-- Exercise aim --
Set out every line bearing the string "text".

-- Supplied material --
========================================================================

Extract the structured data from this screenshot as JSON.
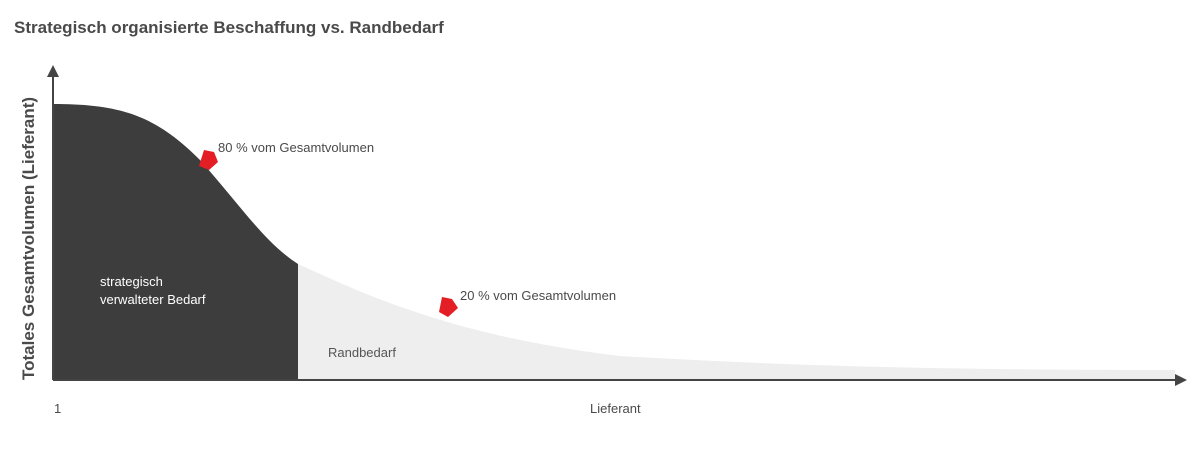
{
  "chart_data": {
    "type": "area",
    "title": "Strategisch organisierte Beschaffung vs. Randbedarf",
    "xlabel": "Lieferant",
    "ylabel": "Totales Gesamtvolumen (Lieferant)",
    "x_tick_labels": [
      "1"
    ],
    "regions": [
      {
        "label_lines": [
          "strategisch",
          "verwalteter Bedarf"
        ],
        "share_percent": 80,
        "color": "#3d3d3d"
      },
      {
        "label": "Randbedarf",
        "share_percent": 20,
        "color": "#eeeeee"
      }
    ],
    "annotations": [
      {
        "text": "80 % vom Gesamtvolumen",
        "marker": "red-pentagon-icon",
        "color": "#e31e24"
      },
      {
        "text": "20 % vom Gesamtvolumen",
        "marker": "red-pentagon-icon",
        "color": "#e31e24"
      }
    ],
    "grid": false,
    "legend": false
  }
}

========================================================================

-- Result --
        "text": "80 % vom Gesamtvolumen",
        "text": "20 % vom Gesamtvolumen",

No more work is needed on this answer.